:: REQUIREMENT ::
Select, from the data, each line where "type" occurs.

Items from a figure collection
⁂
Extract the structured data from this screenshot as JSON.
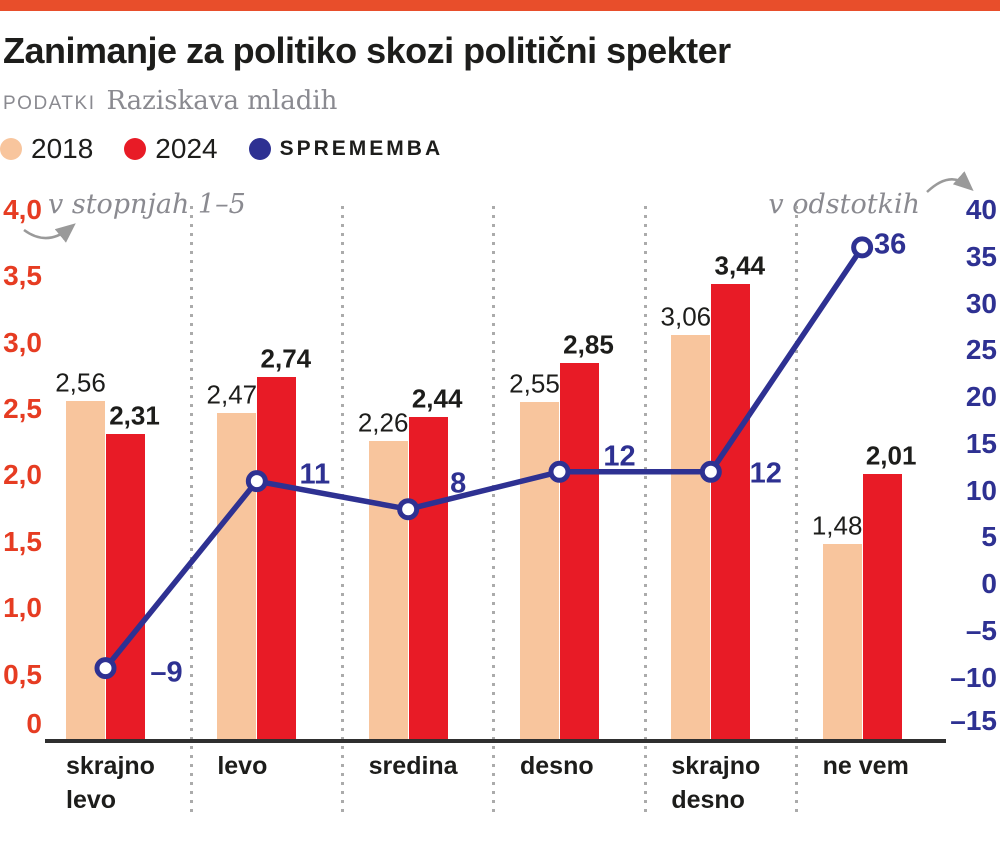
{
  "header": {
    "kicker": "PODATKI",
    "source": "Raziskava mladih"
  },
  "legend": {
    "items": [
      {
        "label": "2018",
        "color": "#F8C59D"
      },
      {
        "label": "2024",
        "color": "#E81B26"
      },
      {
        "label": "SPREMEMBA",
        "color": "#2E3192"
      }
    ]
  },
  "chart_data": {
    "type": "combo-bar-line",
    "title": "Zanimanje za politiko skozi politični spekter",
    "left_axis": {
      "label": "v stopnjah 1–5",
      "tick_labels": [
        "4,0",
        "3,5",
        "3,0",
        "2,5",
        "2,0",
        "1,5",
        "1,0",
        "0,5",
        "0"
      ],
      "tick_values": [
        4,
        3.5,
        3,
        2.5,
        2,
        1.5,
        1,
        0.5,
        0
      ],
      "range": [
        0,
        4
      ]
    },
    "right_axis": {
      "label": "v odstotkih",
      "tick_labels": [
        "40",
        "35",
        "30",
        "25",
        "20",
        "15",
        "10",
        "5",
        "0",
        "–5",
        "–10",
        "–15"
      ],
      "tick_values": [
        40,
        35,
        30,
        25,
        20,
        15,
        10,
        5,
        0,
        -5,
        -10,
        -15
      ],
      "range": [
        -15,
        40
      ]
    },
    "categories": [
      "skrajno levo",
      "levo",
      "sredina",
      "desno",
      "skrajno desno",
      "ne vem"
    ],
    "category_label_lines": [
      [
        "skrajno",
        "levo"
      ],
      [
        "levo"
      ],
      [
        "sredina"
      ],
      [
        "desno"
      ],
      [
        "skrajno",
        "desno"
      ],
      [
        "ne vem"
      ]
    ],
    "series": [
      {
        "name": "2018",
        "type": "bar",
        "color": "#F8C59D",
        "values": [
          2.56,
          2.47,
          2.26,
          2.55,
          3.06,
          1.48
        ],
        "value_labels": [
          "2,56",
          "2,47",
          "2,26",
          "2,55",
          "3,06",
          "1,48"
        ]
      },
      {
        "name": "2024",
        "type": "bar",
        "color": "#E81B26",
        "values": [
          2.31,
          2.74,
          2.44,
          2.85,
          3.44,
          2.01
        ],
        "value_labels": [
          "2,31",
          "2,74",
          "2,44",
          "2,85",
          "3,44",
          "2,01"
        ]
      },
      {
        "name": "SPREMEMBA",
        "type": "line",
        "color": "#2E3192",
        "values": [
          -9,
          11,
          8,
          12,
          12,
          36
        ],
        "value_labels": [
          "–9",
          "11",
          "8",
          "12",
          "12",
          "36"
        ]
      }
    ],
    "grid": "dotted-vertical-separators",
    "legend_position": "top-left"
  },
  "colors": {
    "accent_bar": "#E84E2B",
    "left_axis": "#E63C22",
    "right_axis": "#2E3192",
    "line": "#2E3192",
    "text": "#1D1D1B",
    "muted": "#8A8A90",
    "separator": "#ABABAB",
    "baseline": "#2F2F2F",
    "background": "#FFFFFF"
  }
}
⁂
:: FINAL RESULT ::
    "type": "combo-bar-line",
        "type": "bar",
        "type": "bar",
        "type": "line",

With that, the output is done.